Records

--- Start ---

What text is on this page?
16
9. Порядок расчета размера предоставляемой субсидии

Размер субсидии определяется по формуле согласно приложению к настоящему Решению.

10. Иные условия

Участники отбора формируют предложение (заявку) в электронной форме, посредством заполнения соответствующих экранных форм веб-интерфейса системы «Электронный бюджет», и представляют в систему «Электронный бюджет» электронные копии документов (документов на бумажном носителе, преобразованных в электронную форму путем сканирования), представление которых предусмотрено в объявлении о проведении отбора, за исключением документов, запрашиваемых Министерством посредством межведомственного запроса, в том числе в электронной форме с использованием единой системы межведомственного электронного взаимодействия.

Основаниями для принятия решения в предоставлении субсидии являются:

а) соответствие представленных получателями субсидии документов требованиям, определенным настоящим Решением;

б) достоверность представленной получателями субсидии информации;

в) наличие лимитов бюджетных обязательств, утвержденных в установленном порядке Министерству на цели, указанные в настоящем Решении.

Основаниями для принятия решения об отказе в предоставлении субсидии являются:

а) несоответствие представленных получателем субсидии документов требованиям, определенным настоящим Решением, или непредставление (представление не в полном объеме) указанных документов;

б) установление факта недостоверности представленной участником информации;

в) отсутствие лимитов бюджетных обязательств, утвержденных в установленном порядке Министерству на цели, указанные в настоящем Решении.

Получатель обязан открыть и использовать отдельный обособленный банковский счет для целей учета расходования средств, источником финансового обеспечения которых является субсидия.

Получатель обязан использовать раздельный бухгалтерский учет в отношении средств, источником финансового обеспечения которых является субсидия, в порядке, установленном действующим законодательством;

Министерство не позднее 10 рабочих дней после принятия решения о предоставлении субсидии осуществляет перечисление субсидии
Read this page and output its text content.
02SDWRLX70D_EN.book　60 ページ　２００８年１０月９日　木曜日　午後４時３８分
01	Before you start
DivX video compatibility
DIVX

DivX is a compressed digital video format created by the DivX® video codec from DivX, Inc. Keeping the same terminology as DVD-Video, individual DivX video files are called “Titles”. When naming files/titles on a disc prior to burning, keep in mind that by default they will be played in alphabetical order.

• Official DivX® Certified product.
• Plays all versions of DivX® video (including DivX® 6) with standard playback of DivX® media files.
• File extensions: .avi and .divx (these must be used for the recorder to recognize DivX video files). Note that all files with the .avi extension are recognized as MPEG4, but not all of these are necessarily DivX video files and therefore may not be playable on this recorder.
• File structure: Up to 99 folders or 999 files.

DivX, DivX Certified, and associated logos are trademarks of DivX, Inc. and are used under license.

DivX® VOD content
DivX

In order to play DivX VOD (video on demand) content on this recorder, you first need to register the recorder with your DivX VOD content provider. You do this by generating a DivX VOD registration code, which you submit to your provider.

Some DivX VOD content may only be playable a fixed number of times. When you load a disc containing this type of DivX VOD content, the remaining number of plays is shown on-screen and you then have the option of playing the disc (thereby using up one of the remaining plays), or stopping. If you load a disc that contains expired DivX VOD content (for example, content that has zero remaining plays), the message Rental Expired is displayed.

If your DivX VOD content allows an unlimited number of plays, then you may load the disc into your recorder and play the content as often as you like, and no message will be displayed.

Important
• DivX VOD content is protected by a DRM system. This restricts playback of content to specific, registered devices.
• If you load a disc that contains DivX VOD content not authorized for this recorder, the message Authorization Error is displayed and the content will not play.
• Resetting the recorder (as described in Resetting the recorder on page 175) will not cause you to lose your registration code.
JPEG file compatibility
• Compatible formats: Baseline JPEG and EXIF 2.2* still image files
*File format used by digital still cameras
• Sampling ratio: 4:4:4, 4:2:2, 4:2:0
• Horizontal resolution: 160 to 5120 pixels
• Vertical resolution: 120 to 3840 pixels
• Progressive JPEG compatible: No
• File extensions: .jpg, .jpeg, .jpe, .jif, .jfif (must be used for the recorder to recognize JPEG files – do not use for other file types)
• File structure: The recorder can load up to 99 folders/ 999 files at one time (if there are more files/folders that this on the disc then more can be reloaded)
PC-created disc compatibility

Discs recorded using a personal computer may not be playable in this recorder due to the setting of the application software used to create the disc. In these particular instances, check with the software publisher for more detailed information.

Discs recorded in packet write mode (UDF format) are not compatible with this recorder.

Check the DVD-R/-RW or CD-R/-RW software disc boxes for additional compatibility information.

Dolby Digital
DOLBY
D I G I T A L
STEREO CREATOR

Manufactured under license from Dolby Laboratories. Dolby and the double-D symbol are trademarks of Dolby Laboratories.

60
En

--- End ---

-- Problem requirements --
Transcribe every entry exactly, omitting nothing.

-- Problem solution --
What text is on this page?
16
9. Порядок расчета размера предоставляемой субсидии

Размер субсидии определяется по формуле согласно приложению к настоящему Решению.

10. Иные условия

Участники отбора формируют предложение (заявку) в электронной форме, посредством заполнения соответствующих экранных форм веб-интерфейса системы «Электронный бюджет», и представляют в систему «Электронный бюджет» электронные копии документов (документов на бумажном носителе, преобразованных в электронную форму путем сканирования), представление которых предусмотрено в объявлении о проведении отбора, за исключением документов, запрашиваемых Министерством посредством межведомственного запроса, в том числе в электронной форме с использованием единой системы межведомственного электронного взаимодействия.

Основаниями для принятия решения в предоставлении субсидии являются:

а) соответствие представленных получателями субсидии документов требованиям, определенным настоящим Решением;

б) достоверность представленной получателями субсидии информации;

в) наличие лимитов бюджетных обязательств, утвержденных в установленном порядке Министерству на цели, указанные в настоящем Решении.

Основаниями для принятия решения об отказе в предоставлении субсидии являются:

а) несоответствие представленных получателем субсидии документов требованиям, определенным настоящим Решением, или непредставление (представление не в полном объеме) указанных документов;

б) установление факта недостоверности представленной участником информации;

в) отсутствие лимитов бюджетных обязательств, утвержденных в установленном порядке Министерству на цели, указанные в настоящем Решении.

Получатель обязан открыть и использовать отдельный обособленный банковский счет для целей учета расходования средств, источником финансового обеспечения которых является субсидия.

Получатель обязан использовать раздельный бухгалтерский учет в отношении средств, источником финансового обеспечения которых является субсидия, в порядке, установленном действующим законодательством;

Министерство не позднее 10 рабочих дней после принятия решения о предоставлении субсидии осуществляет перечисление субсидии
Read this page and output its text content.
02SDWRLX70D_EN.book　60 ページ　２００８年１０月９日　木曜日　午後４時３８分
01	Before you start
DivX video compatibility
DIVX

DivX is a compressed digital video format created by the DivX® video codec from DivX, Inc. Keeping the same terminology as DVD-Video, individual DivX video files are called “Titles”. When naming files/titles on a disc prior to burning, keep in mind that by default they will be played in alphabetical order.

• Official DivX® Certified product.
• Plays all versions of DivX® video (including DivX® 6) with standard playback of DivX® media files.
• File extensions: .avi and .divx (these must be used for the recorder to recognize DivX video files). Note that all files with the .avi extension are recognized as MPEG4, but not all of these are necessarily DivX video files and therefore may not be playable on this recorder.
• File structure: Up to 99 folders or 999 files.

DivX, DivX Certified, and associated logos are trademarks of DivX, Inc. and are used under license.

DivX® VOD content
DivX

In order to play DivX VOD (video on demand) content on this recorder, you first need to register the recorder with your DivX VOD content provider. You do this by generating a DivX VOD registration code, which you submit to your provider.

Some DivX VOD content may only be playable a fixed number of times. When you load a disc containing this type of DivX VOD content, the remaining number of plays is shown on-screen and you then have the option of playing the disc (thereby using up one of the remaining plays), or stopping. If you load a disc that contains expired DivX VOD content (for example, content that has zero remaining plays), the message Rental Expired is displayed.

If your DivX VOD content allows an unlimited number of plays, then you may load the disc into your recorder and play the content as often as you like, and no message will be displayed.

Important
• DivX VOD content is protected by a DRM system. This restricts playback of content to specific, registered devices.
• If you load a disc that contains DivX VOD content not authorized for this recorder, the message Authorization Error is displayed and the content will not play.
• Resetting the recorder (as described in Resetting the recorder on page 175) will not cause you to lose your registration code.
JPEG file compatibility
• Compatible formats: Baseline JPEG and EXIF 2.2* still image files
*File format used by digital still cameras
• Sampling ratio: 4:4:4, 4:2:2, 4:2:0
• Horizontal resolution: 160 to 5120 pixels
• Vertical resolution: 120 to 3840 pixels
• Progressive JPEG compatible: No
• File extensions: .jpg, .jpeg, .jpe, .jif, .jfif (must be used for the recorder to recognize JPEG files – do not use for other file types)
• File structure: The recorder can load up to 99 folders/ 999 files at one time (if there are more files/folders that this on the disc then more can be reloaded)
PC-created disc compatibility

Discs recorded using a personal computer may not be playable in this recorder due to the setting of the application software used to create the disc. In these particular instances, check with the software publisher for more detailed information.

Discs recorded in packet write mode (UDF format) are not compatible with this recorder.

Check the DVD-R/-RW or CD-R/-RW software disc boxes for additional compatibility information.

Dolby Digital
DOLBY
D I G I T A L
STEREO CREATOR

Manufactured under license from Dolby Laboratories. Dolby and the double-D symbol are trademarks of Dolby Laboratories.

60
En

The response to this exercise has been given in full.